◆ What is needed:
Single out the lines that include the word "URSULA". Copy them.

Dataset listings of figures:

▼

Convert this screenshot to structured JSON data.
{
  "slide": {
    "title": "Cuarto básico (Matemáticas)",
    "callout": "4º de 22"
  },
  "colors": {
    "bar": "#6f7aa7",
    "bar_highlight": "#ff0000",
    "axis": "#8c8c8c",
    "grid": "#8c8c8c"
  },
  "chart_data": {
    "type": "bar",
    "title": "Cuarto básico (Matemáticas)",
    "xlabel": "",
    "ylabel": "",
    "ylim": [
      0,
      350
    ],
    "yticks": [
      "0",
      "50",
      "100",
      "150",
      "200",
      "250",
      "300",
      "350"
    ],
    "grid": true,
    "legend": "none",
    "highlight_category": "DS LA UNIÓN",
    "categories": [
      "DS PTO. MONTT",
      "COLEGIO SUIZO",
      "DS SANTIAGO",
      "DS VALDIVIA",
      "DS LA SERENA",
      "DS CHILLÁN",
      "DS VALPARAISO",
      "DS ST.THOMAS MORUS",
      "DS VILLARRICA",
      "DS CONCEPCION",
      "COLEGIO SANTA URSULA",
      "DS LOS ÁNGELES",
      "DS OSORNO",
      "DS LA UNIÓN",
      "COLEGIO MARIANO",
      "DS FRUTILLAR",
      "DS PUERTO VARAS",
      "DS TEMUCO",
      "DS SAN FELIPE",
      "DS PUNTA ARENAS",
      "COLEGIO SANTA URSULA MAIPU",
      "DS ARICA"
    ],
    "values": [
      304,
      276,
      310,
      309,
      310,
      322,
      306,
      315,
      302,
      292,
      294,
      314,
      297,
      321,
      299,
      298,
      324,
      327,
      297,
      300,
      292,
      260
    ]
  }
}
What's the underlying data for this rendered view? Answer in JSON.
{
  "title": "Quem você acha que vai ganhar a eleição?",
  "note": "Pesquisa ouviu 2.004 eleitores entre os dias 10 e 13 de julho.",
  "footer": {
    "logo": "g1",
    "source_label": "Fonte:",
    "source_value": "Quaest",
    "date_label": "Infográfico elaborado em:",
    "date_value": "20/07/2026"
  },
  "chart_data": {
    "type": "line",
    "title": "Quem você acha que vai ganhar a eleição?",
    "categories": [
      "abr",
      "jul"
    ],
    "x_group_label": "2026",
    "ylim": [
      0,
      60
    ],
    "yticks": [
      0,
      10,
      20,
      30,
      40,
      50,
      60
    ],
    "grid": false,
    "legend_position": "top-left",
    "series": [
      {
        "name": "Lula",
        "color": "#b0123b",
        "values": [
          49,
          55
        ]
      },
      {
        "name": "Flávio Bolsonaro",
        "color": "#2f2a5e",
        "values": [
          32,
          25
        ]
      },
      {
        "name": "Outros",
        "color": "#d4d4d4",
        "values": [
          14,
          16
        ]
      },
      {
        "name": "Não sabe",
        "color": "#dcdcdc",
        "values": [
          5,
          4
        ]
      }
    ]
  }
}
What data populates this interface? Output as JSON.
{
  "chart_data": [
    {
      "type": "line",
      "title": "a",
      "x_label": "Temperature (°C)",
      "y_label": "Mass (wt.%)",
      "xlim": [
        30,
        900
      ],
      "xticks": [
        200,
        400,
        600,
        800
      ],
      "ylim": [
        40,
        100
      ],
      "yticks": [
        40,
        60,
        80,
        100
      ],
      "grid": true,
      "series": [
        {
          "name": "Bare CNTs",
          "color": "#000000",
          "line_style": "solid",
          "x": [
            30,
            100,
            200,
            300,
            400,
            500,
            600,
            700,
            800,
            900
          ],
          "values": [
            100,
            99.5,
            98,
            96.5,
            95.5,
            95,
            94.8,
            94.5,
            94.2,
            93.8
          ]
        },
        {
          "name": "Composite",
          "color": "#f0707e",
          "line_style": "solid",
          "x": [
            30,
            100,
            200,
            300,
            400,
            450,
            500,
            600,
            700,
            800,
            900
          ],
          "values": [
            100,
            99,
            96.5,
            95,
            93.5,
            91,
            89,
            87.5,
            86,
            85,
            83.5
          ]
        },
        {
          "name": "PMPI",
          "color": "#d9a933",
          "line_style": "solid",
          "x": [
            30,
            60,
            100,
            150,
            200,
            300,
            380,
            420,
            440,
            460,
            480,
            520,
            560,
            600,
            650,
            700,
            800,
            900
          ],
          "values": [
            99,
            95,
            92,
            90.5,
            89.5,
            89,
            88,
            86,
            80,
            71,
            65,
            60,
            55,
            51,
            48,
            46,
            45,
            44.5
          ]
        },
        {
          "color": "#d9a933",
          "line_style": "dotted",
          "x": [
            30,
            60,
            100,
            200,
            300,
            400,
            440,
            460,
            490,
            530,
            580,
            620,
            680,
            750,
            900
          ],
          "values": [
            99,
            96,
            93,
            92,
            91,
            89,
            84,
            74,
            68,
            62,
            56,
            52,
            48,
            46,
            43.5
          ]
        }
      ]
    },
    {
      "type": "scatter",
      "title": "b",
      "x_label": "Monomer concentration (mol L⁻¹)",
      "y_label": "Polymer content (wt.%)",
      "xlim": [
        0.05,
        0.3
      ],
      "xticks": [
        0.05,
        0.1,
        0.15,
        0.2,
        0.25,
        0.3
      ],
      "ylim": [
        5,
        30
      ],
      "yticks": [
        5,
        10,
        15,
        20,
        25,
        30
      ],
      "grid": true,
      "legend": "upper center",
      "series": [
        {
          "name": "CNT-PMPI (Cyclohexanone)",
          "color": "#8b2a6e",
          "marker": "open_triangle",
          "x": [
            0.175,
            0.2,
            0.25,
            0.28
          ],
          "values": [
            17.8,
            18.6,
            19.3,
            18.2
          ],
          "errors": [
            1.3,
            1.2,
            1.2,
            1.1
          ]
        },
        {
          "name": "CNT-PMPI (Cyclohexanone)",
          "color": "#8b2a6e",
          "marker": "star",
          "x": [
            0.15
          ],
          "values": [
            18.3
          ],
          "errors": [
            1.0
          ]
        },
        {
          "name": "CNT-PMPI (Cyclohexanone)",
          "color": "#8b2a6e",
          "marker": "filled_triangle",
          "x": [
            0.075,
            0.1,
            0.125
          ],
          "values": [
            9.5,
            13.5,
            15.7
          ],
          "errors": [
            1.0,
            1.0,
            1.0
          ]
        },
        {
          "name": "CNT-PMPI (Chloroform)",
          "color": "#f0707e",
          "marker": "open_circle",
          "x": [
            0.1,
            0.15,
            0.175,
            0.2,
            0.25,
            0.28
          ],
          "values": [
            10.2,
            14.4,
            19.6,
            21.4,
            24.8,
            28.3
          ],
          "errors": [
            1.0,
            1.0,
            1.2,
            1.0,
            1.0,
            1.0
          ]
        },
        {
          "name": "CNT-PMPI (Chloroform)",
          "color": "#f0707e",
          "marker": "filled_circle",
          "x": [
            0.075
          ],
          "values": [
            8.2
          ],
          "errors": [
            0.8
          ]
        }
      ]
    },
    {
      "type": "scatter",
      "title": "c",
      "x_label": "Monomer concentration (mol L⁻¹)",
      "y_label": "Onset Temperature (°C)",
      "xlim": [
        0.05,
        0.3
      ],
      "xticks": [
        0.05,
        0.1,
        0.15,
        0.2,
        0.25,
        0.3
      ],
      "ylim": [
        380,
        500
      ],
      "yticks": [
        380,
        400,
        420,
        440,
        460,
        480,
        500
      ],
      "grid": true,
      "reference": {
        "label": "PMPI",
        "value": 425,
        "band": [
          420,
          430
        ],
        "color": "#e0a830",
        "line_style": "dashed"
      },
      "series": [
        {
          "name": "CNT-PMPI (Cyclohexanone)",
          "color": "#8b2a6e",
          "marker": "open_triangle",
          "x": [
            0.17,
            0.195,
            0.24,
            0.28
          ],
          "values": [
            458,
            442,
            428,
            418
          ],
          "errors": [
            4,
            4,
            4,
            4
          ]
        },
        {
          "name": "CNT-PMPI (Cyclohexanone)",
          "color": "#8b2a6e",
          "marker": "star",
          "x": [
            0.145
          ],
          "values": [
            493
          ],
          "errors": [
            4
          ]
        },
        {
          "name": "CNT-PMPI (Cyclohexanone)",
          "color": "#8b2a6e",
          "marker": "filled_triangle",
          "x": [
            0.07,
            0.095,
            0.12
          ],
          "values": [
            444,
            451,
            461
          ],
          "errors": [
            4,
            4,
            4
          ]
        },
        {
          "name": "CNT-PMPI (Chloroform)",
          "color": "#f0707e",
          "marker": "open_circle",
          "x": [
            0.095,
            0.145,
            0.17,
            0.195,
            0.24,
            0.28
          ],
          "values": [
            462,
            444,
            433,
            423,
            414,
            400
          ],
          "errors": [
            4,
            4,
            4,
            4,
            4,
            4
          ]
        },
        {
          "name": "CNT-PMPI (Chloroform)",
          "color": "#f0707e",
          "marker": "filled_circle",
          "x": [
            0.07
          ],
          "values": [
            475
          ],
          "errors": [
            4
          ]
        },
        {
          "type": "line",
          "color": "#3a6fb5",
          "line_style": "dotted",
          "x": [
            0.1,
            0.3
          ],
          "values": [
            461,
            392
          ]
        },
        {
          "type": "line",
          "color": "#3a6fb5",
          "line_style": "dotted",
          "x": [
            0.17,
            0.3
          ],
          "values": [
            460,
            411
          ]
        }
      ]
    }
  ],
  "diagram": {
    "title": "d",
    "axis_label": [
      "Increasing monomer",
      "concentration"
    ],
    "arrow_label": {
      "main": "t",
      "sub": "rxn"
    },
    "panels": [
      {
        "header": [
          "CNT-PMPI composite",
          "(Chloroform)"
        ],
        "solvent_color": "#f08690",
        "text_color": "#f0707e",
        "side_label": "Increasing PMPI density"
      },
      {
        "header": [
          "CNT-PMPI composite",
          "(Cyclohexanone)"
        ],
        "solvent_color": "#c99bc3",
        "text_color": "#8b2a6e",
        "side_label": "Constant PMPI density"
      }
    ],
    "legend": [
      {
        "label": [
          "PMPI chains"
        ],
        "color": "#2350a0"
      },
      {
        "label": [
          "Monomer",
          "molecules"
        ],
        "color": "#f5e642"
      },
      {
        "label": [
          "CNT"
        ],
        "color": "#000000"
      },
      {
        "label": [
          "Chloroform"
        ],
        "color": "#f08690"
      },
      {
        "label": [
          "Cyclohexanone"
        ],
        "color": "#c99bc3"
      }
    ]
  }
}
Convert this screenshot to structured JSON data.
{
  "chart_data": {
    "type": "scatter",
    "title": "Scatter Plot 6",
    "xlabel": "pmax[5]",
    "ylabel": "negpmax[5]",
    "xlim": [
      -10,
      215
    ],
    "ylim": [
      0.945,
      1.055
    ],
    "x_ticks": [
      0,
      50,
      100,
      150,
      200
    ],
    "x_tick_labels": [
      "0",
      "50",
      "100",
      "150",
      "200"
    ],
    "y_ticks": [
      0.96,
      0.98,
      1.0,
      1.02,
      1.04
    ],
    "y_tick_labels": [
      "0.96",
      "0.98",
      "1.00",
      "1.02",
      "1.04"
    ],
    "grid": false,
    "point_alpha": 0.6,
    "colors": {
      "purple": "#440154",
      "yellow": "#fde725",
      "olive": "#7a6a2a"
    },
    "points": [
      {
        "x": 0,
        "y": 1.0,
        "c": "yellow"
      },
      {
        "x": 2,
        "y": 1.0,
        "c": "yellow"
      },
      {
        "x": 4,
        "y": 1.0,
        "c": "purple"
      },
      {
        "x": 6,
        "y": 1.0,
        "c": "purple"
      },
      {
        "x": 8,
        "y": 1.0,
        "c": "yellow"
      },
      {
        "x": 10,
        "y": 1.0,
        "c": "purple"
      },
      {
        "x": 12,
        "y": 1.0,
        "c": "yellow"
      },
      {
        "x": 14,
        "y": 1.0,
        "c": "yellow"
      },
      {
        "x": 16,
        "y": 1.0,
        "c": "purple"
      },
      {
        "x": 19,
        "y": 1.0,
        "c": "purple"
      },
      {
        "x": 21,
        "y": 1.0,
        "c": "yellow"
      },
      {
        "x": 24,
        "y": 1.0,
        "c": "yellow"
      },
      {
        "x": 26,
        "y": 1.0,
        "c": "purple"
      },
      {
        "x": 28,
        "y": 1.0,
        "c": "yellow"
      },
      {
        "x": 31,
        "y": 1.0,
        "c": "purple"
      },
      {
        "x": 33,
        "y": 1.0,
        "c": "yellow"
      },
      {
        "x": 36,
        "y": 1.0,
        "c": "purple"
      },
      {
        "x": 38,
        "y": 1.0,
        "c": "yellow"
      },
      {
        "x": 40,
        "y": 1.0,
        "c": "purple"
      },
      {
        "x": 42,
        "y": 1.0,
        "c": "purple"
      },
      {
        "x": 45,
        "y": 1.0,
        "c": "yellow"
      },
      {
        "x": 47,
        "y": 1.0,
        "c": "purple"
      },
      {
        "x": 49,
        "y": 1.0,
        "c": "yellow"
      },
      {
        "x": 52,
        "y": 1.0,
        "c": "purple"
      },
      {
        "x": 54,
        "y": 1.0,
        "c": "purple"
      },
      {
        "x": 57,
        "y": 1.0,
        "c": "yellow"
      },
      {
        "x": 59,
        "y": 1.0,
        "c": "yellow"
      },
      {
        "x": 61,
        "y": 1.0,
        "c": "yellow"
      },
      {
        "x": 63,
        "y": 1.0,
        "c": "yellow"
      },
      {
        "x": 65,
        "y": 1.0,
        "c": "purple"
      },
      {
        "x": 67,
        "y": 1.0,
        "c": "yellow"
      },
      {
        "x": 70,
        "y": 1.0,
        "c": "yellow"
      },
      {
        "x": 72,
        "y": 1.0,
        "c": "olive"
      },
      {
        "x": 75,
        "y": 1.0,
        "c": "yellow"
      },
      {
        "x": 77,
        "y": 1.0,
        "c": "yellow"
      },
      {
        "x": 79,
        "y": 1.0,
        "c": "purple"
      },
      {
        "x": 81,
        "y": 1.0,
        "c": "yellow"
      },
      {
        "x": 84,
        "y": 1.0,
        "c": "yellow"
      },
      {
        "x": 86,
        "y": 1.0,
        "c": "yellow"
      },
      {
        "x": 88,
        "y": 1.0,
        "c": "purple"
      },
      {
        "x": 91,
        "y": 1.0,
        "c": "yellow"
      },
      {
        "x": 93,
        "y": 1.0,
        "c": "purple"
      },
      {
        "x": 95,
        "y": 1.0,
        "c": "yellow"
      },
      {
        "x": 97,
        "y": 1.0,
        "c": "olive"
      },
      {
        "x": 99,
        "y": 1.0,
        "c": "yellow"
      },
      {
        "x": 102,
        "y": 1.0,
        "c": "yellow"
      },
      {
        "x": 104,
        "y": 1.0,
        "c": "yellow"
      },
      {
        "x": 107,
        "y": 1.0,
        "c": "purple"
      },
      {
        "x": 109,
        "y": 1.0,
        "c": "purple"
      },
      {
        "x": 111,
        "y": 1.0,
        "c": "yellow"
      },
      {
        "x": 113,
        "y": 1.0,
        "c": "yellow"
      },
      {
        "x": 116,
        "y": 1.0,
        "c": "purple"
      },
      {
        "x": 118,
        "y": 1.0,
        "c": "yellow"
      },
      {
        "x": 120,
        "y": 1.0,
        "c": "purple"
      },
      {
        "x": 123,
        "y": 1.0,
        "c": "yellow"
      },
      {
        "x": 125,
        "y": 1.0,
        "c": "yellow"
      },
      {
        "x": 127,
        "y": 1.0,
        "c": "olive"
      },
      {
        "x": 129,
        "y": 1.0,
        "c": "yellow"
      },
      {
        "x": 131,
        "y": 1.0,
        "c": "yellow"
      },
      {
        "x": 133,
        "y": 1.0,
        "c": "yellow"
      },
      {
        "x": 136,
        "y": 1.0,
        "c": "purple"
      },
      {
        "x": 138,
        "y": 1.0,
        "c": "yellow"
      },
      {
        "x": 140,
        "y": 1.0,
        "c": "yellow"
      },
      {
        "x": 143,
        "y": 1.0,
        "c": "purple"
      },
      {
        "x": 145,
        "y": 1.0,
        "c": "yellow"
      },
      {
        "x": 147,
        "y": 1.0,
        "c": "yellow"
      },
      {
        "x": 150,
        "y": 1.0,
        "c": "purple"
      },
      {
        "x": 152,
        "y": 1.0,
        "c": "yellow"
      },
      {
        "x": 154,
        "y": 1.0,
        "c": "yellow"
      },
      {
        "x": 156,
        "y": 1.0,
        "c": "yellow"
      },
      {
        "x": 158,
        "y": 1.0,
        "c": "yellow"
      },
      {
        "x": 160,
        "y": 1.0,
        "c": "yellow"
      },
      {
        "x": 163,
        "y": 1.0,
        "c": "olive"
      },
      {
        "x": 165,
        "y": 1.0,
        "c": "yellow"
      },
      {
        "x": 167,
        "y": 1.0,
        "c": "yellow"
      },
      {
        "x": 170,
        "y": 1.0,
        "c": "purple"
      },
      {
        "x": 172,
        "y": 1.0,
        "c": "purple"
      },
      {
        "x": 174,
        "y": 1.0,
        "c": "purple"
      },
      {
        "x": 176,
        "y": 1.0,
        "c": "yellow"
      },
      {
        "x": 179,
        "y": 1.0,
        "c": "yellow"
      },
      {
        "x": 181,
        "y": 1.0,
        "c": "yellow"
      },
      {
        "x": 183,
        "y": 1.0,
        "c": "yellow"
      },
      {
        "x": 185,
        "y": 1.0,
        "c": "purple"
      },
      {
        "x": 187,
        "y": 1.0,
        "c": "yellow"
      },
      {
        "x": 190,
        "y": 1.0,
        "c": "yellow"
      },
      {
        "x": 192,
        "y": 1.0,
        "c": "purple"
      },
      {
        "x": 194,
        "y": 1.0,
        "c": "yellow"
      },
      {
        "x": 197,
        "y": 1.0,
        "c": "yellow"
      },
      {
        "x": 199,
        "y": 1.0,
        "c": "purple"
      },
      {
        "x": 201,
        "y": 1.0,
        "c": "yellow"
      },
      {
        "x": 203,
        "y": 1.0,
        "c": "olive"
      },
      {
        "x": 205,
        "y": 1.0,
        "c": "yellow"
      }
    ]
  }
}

▲

◆ Solved problem:
      "COLEGIO SANTA URSULA",
      "COLEGIO SANTA URSULA MAIPU",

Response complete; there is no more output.